◆ SOURCE EXTRACT:
* * *

- Born: Maurice, Louisiana, U.S.
- Occupation: Actress
- Years active: 2004–present

= Denise Boutte =

American actress and model

Denise Boutte is an American actress. She made her film debut starring in the 2004 horror feature Death Valley: The Revenge of Bloody Bill and in 2007 appeared in the comedy-drama Why Did I Get Married?. On television, Boutte was a regular cast member on the TBS sitcom Meet the Browns (2009–2011).

==Life and career==
Boutte was born in Maurice, Louisiana and graduated from the Louisiana State University. She later moved to Dallas, Texas and began modeling career appearing in commercials for brands including Frito-Lay, Pampers, Fossil and Mary Kay Cosmetics. The same time she made her feature film debut starring in the zombie-horror film Death Valley: The Revenge of Bloody Bill produced by The Asylum. She later starred in the horror film Way of the Vampire (2005) also produced by The Asylum, and the drama film Restraining Order (2006) starring Robin Givens. She made her stage debut starring as Rachel Robinson in the 2005 Fremont Theater's production of National Pastime. She appeared in episodes of the television series Noah's Arc, Cuts, Everybody Hates Chris and Girlfriends, before playing a recurring role of Danielle Calder on the NBC daytime soap opera, Days of Our Lives during the summer of 2007.

* * *

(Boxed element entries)
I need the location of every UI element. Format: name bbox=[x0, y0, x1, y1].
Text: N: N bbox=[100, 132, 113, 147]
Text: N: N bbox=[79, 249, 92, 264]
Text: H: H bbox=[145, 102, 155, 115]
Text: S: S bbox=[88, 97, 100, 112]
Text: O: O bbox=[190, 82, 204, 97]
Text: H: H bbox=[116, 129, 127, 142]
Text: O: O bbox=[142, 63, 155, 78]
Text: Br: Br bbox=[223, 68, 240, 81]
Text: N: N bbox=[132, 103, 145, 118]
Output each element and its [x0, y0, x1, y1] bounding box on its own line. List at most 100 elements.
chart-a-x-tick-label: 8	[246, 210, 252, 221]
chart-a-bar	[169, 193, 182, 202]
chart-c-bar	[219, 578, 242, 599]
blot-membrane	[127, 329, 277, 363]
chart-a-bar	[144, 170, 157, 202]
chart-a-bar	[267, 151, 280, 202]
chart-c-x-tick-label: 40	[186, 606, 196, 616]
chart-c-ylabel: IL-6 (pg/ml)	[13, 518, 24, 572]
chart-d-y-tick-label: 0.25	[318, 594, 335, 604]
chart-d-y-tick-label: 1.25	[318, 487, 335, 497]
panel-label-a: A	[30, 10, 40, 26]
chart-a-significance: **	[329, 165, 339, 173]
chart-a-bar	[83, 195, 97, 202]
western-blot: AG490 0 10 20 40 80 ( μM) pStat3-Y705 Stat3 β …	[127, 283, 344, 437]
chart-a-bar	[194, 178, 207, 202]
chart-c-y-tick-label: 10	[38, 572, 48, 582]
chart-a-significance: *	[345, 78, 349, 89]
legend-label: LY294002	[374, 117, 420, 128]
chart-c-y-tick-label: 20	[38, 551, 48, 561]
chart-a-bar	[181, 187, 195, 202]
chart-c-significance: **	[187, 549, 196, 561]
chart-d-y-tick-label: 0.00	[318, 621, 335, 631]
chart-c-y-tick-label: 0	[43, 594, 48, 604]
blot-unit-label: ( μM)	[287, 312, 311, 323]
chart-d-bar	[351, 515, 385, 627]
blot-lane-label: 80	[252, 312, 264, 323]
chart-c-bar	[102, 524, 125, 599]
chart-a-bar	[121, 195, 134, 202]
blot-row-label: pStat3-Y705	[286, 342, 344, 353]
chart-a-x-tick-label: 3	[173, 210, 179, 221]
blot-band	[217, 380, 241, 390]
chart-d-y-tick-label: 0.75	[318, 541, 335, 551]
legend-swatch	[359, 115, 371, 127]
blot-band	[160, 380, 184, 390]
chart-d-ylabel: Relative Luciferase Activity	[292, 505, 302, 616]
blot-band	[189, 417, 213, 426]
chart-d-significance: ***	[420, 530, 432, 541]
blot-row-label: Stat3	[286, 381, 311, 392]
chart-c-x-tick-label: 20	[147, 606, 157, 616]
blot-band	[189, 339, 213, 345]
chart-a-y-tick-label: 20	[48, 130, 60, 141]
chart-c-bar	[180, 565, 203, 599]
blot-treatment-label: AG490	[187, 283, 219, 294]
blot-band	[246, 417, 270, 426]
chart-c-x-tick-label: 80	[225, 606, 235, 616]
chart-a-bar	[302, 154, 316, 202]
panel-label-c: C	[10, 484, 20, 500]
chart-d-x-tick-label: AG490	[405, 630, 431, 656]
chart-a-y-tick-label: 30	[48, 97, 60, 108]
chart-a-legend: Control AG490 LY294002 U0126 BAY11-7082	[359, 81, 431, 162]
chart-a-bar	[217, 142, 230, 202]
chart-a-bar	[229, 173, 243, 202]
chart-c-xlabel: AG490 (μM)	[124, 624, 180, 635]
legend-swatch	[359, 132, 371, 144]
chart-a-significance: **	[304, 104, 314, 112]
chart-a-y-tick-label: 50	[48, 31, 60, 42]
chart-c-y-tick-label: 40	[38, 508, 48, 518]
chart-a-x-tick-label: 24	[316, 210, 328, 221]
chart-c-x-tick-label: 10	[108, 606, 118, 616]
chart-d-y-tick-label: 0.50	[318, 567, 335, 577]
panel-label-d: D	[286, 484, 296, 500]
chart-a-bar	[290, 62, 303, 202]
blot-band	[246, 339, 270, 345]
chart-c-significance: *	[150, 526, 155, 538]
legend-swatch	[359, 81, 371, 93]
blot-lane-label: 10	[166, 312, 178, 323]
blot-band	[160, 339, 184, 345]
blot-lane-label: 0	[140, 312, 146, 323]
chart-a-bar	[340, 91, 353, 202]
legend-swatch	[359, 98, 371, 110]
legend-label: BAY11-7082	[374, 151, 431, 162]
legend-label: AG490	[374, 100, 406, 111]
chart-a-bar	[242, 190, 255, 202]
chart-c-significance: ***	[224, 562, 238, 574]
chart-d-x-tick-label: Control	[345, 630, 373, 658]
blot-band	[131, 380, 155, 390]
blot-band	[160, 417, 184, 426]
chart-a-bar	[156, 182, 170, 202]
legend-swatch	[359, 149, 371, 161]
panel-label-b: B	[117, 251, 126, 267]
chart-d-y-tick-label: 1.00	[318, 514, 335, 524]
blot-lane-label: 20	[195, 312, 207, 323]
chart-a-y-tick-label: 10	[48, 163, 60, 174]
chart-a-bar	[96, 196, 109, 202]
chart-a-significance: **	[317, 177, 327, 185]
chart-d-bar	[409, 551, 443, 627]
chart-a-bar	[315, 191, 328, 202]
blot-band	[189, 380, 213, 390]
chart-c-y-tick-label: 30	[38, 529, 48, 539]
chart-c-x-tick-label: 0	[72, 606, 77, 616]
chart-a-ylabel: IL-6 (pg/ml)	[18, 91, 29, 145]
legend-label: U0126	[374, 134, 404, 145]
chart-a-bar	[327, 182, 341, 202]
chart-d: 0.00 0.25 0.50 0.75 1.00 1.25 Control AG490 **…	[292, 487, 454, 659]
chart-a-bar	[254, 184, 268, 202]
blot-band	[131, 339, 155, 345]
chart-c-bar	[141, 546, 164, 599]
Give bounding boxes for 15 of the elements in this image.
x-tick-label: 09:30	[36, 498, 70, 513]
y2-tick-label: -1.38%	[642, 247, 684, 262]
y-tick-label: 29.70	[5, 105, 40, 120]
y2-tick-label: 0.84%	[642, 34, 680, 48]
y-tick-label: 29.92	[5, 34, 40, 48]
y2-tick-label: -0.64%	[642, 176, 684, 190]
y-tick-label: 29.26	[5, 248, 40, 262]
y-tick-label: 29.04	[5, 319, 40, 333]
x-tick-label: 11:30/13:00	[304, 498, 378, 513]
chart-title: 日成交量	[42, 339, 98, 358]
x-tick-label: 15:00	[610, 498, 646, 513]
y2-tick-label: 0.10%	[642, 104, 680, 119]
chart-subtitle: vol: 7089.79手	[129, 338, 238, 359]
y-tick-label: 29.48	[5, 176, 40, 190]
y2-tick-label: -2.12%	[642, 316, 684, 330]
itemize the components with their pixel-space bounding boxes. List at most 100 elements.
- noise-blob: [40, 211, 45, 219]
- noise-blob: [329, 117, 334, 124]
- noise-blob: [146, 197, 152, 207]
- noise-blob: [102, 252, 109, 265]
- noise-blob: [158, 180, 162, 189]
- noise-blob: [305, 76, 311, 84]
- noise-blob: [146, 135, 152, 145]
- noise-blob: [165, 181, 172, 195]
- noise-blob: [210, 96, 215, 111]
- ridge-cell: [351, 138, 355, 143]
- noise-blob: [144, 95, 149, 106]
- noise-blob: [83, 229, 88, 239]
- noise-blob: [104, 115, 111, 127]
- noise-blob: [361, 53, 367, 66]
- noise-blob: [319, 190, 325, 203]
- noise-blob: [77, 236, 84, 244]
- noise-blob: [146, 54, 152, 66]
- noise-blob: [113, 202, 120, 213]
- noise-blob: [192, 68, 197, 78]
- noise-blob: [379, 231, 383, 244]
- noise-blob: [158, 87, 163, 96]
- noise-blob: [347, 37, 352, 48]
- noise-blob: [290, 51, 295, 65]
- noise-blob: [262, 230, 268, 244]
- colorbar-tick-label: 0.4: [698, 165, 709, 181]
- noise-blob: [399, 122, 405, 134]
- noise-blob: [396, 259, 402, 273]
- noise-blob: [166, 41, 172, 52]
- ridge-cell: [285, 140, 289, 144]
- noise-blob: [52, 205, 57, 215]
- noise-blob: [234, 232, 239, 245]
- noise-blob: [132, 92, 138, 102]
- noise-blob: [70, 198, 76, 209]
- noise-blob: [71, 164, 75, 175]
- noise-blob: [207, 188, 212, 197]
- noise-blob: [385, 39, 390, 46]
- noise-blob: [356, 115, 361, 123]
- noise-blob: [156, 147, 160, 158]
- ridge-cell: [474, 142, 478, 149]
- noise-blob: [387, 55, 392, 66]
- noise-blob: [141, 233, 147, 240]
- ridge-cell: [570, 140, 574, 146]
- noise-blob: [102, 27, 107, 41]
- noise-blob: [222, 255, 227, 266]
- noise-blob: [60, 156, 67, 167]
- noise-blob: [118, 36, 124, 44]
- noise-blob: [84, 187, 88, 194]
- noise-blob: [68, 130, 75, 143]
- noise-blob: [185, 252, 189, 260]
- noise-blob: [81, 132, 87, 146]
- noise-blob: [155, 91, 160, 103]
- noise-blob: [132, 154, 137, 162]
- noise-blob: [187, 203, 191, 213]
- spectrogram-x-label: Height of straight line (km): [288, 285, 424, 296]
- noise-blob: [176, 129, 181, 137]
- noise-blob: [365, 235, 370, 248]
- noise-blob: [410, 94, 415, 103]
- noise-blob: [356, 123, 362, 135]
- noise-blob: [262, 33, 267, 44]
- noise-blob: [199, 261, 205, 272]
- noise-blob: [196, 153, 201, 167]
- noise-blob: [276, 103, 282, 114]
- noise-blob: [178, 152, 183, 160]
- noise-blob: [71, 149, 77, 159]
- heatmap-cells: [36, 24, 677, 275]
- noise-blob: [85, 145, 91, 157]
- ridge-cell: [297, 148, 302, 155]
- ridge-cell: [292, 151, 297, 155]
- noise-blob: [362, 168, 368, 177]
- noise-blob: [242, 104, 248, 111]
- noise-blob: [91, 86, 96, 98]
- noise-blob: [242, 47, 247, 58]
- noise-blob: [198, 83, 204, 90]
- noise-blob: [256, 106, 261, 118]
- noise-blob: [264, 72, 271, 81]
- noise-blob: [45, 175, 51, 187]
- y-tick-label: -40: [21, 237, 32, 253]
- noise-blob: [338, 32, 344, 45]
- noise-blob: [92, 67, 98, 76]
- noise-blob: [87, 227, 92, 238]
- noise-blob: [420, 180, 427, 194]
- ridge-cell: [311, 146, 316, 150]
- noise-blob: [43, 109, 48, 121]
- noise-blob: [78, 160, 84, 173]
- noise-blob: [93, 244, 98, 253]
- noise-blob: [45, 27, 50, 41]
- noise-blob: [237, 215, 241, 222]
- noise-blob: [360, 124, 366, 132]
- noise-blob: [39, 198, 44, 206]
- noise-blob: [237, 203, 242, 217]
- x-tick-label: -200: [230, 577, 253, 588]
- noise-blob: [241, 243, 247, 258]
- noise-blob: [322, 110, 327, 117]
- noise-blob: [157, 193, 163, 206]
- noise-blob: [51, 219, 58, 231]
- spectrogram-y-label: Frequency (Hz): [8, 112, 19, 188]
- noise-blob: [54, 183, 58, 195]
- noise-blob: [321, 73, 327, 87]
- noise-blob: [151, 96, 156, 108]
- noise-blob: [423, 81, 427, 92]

* * *

◆ DIRECTIVES:
A - In the Denise Boutte biography, what links Death Valley: The Revenge of Bloody Bill to Way of the Vampire?
B - From the Denise Boutte biography, list every brand whose commercials she appeared in during her modeling career.
C - Reproduce the Denise Boutte biography word for word from "Denise Boutte is" to "the Browns (2009–2011).".

◆ RESULTS BY TASK:
A - Boutte starred in both horror films, and both were produced by The Asylum. Death Valley: The Revenge of Bloody Bill was her feature film debut. Way of the Vampire followed in 2005.

B - Frito-Lay, Pampers, Fossil and Mary Kay Cosmetics.

C -
Denise Boutte is an American actress. She made her film debut starring in the 2004 horror feature Death Valley: The Revenge of Bloody Bill and in 2007 appeared in the comedy-drama Why Did I Get Married?. On television, Boutte was a regular cast member on the TBS sitcom Meet the Browns (2009–2011).